INPUT ROWS ->
=====
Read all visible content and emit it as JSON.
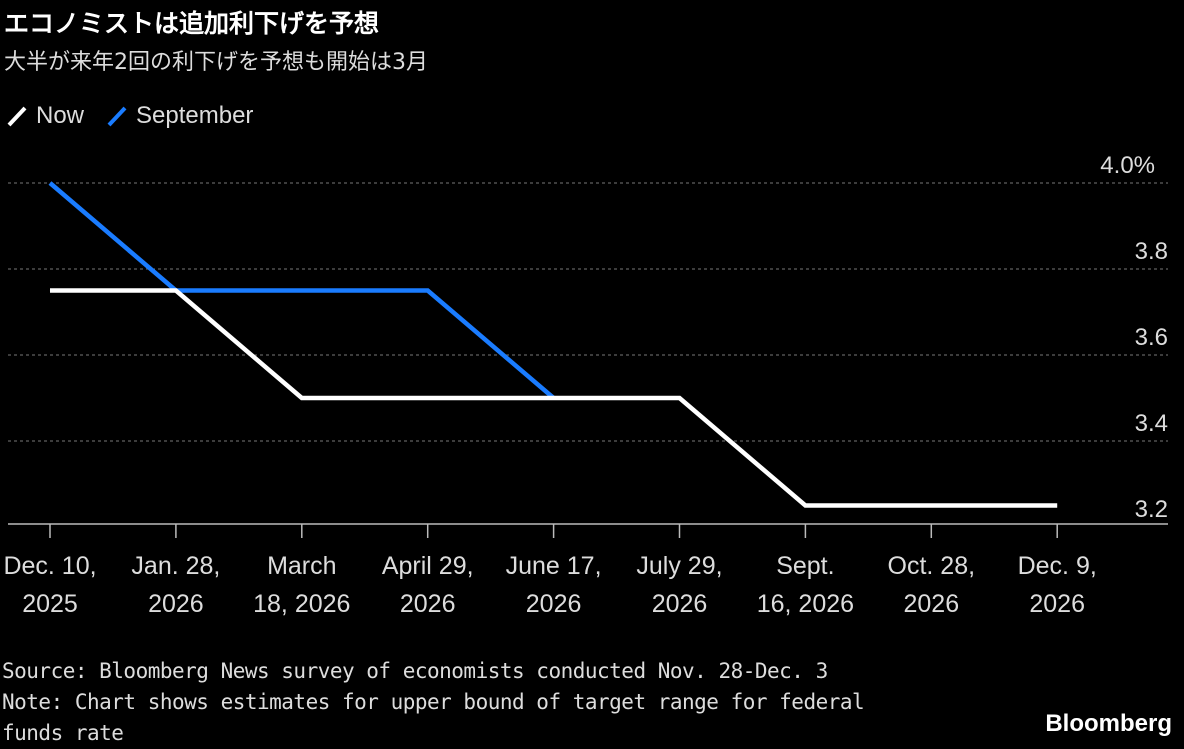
{
  "title": "エコノミストは追加利下げを予想",
  "subtitle": "大半が来年2回の利下げを予想も開始は3月",
  "footer": {
    "source": "Source: Bloomberg News survey of economists conducted Nov. 28-Dec. 3",
    "note_line1": "Note: Chart shows estimates for upper bound of target range for federal",
    "note_line2": "funds rate",
    "logo": "Bloomberg"
  },
  "chart_data": {
    "type": "line",
    "legend_placement": "top-left",
    "grid": true,
    "x_categories": [
      [
        "Dec. 10,",
        "2025"
      ],
      [
        "Jan. 28,",
        "2026"
      ],
      [
        "March",
        "18, 2026"
      ],
      [
        "April 29,",
        "2026"
      ],
      [
        "June 17,",
        "2026"
      ],
      [
        "July 29,",
        "2026"
      ],
      [
        "Sept.",
        "16, 2026"
      ],
      [
        "Oct. 28,",
        "2026"
      ],
      [
        "Dec. 9,",
        "2026"
      ]
    ],
    "ylim": [
      3.2,
      4.0
    ],
    "y_ticks": [
      {
        "value": 4.0,
        "label": "4.0%"
      },
      {
        "value": 3.8,
        "label": "3.8"
      },
      {
        "value": 3.6,
        "label": "3.6"
      },
      {
        "value": 3.4,
        "label": "3.4"
      },
      {
        "value": 3.2,
        "label": "3.2"
      }
    ],
    "series": [
      {
        "name": "Now",
        "color": "#ffffff",
        "values": [
          3.75,
          3.75,
          3.5,
          3.5,
          3.5,
          3.5,
          3.25,
          3.25,
          3.25
        ]
      },
      {
        "name": "September",
        "color": "#1a7cff",
        "values": [
          4.0,
          3.75,
          3.75,
          3.75,
          3.5,
          null,
          null,
          null,
          null
        ]
      }
    ]
  }
}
=====
PROBLEM REQUIREMENTS -> Go through the listing above and write it all out exactly, leaving out any picture.

SOLVED PROBLEM ->
Read all visible content and emit it as JSON.
{
  "title": "エコノミストは追加利下げを予想",
  "subtitle": "大半が来年2回の利下げを予想も開始は3月",
  "footer": {
    "source": "Source: Bloomberg News survey of economists conducted Nov. 28-Dec. 3",
    "note_line1": "Note: Chart shows estimates for upper bound of target range for federal",
    "note_line2": "funds rate",
    "logo": "Bloomberg"
  },
  "chart_data": {
    "type": "line",
    "legend_placement": "top-left",
    "grid": true,
    "x_categories": [
      [
        "Dec. 10,",
        "2025"
      ],
      [
        "Jan. 28,",
        "2026"
      ],
      [
        "March",
        "18, 2026"
      ],
      [
        "April 29,",
        "2026"
      ],
      [
        "June 17,",
        "2026"
      ],
      [
        "July 29,",
        "2026"
      ],
      [
        "Sept.",
        "16, 2026"
      ],
      [
        "Oct. 28,",
        "2026"
      ],
      [
        "Dec. 9,",
        "2026"
      ]
    ],
    "ylim": [
      3.2,
      4.0
    ],
    "y_ticks": [
      {
        "value": 4.0,
        "label": "4.0%"
      },
      {
        "value": 3.8,
        "label": "3.8"
      },
      {
        "value": 3.6,
        "label": "3.6"
      },
      {
        "value": 3.4,
        "label": "3.4"
      },
      {
        "value": 3.2,
        "label": "3.2"
      }
    ],
    "series": [
      {
        "name": "Now",
        "color": "#ffffff",
        "values": [
          3.75,
          3.75,
          3.5,
          3.5,
          3.5,
          3.5,
          3.25,
          3.25,
          3.25
        ]
      },
      {
        "name": "September",
        "color": "#1a7cff",
        "values": [
          4.0,
          3.75,
          3.75,
          3.75,
          3.5,
          null,
          null,
          null,
          null
        ]
      }
    ]
  }
}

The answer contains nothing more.